= Exercise =
Change every "RNN cell" in the listing to "LSTM cell" and reproduce it with everything else unchanged and the pictures left out.

= Provided data =
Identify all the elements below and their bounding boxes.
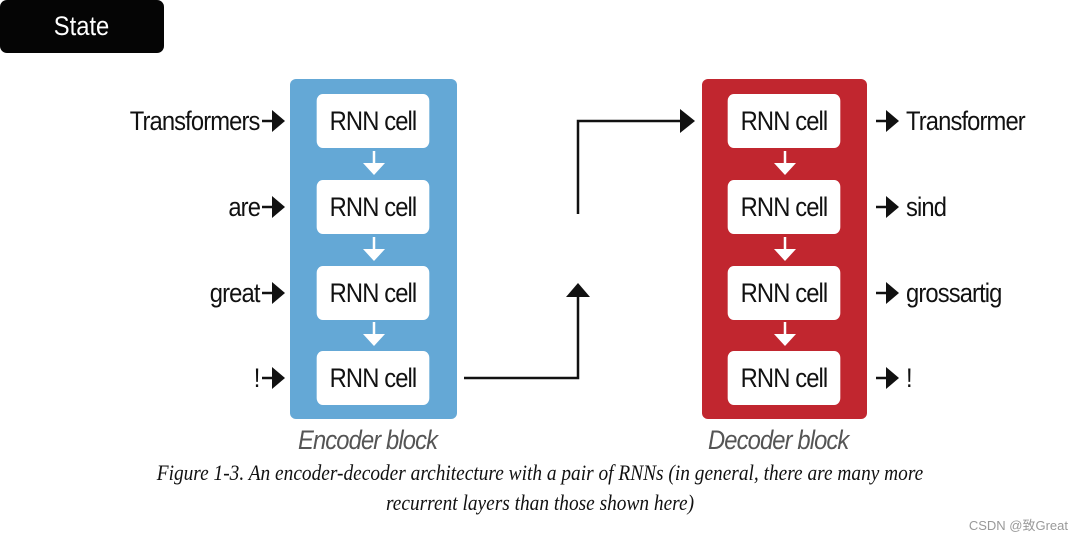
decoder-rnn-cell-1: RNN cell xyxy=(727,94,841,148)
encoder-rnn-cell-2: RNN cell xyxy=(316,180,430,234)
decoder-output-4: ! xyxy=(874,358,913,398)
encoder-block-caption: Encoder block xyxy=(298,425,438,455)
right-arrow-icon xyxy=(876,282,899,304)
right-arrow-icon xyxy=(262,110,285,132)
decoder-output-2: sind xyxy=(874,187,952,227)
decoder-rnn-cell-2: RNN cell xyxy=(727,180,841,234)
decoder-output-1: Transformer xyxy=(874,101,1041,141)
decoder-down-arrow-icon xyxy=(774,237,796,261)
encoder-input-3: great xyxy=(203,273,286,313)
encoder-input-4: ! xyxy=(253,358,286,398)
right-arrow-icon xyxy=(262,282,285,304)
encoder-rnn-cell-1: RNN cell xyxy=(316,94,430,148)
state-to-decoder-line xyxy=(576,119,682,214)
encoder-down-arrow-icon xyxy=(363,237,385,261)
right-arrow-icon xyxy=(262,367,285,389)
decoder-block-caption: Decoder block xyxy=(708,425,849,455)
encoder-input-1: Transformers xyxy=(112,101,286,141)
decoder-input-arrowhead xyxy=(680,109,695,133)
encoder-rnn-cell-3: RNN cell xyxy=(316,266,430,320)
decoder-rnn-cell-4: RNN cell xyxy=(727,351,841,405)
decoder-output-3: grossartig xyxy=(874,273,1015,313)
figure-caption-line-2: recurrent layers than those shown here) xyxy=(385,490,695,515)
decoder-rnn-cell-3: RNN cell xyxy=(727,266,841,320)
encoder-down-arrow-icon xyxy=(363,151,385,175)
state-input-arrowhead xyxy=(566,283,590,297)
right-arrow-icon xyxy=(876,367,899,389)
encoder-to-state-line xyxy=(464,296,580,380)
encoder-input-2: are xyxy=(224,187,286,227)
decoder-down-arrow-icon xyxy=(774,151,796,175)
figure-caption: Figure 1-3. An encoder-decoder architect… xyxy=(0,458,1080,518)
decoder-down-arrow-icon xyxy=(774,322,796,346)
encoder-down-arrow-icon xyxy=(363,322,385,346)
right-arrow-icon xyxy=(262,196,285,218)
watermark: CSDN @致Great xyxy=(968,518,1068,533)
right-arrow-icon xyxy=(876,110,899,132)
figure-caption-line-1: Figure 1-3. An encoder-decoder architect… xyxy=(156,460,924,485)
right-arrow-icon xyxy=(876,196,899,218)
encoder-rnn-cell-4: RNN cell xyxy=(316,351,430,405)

= The answer =
Identify all the elements below and their bounding boxes.
decoder-rnn-cell-1: LSTM cell xyxy=(727,94,841,148)
encoder-rnn-cell-2: LSTM cell xyxy=(316,180,430,234)
decoder-output-4: ! xyxy=(874,358,913,398)
encoder-block-caption: Encoder block xyxy=(298,425,438,455)
right-arrow-icon xyxy=(876,282,899,304)
right-arrow-icon xyxy=(262,110,285,132)
decoder-output-2: sind xyxy=(874,187,952,227)
decoder-rnn-cell-2: LSTM cell xyxy=(727,180,841,234)
decoder-output-1: Transformer xyxy=(874,101,1041,141)
decoder-down-arrow-icon xyxy=(774,237,796,261)
encoder-input-3: great xyxy=(203,273,286,313)
encoder-input-4: ! xyxy=(253,358,286,398)
right-arrow-icon xyxy=(262,282,285,304)
encoder-rnn-cell-1: LSTM cell xyxy=(316,94,430,148)
state-to-decoder-line xyxy=(576,119,682,214)
encoder-down-arrow-icon xyxy=(363,237,385,261)
right-arrow-icon xyxy=(262,367,285,389)
decoder-block-caption: Decoder block xyxy=(708,425,849,455)
encoder-input-1: Transformers xyxy=(112,101,286,141)
decoder-input-arrowhead xyxy=(680,109,695,133)
encoder-rnn-cell-3: LSTM cell xyxy=(316,266,430,320)
decoder-rnn-cell-4: LSTM cell xyxy=(727,351,841,405)
decoder-output-3: grossartig xyxy=(874,273,1015,313)
figure-caption-line-2: recurrent layers than those shown here) xyxy=(385,490,695,515)
decoder-rnn-cell-3: LSTM cell xyxy=(727,266,841,320)
encoder-down-arrow-icon xyxy=(363,151,385,175)
state-input-arrowhead xyxy=(566,283,590,297)
right-arrow-icon xyxy=(876,367,899,389)
encoder-to-state-line xyxy=(464,296,580,380)
encoder-input-2: are xyxy=(224,187,286,227)
decoder-down-arrow-icon xyxy=(774,151,796,175)
figure-caption: Figure 1-3. An encoder-decoder architect… xyxy=(0,458,1080,518)
decoder-down-arrow-icon xyxy=(774,322,796,346)
encoder-down-arrow-icon xyxy=(363,322,385,346)
right-arrow-icon xyxy=(262,196,285,218)
watermark: CSDN @致Great xyxy=(968,518,1068,533)
right-arrow-icon xyxy=(876,110,899,132)
figure-caption-line-1: Figure 1-3. An encoder-decoder architect… xyxy=(156,460,924,485)
right-arrow-icon xyxy=(876,196,899,218)
encoder-rnn-cell-4: LSTM cell xyxy=(316,351,430,405)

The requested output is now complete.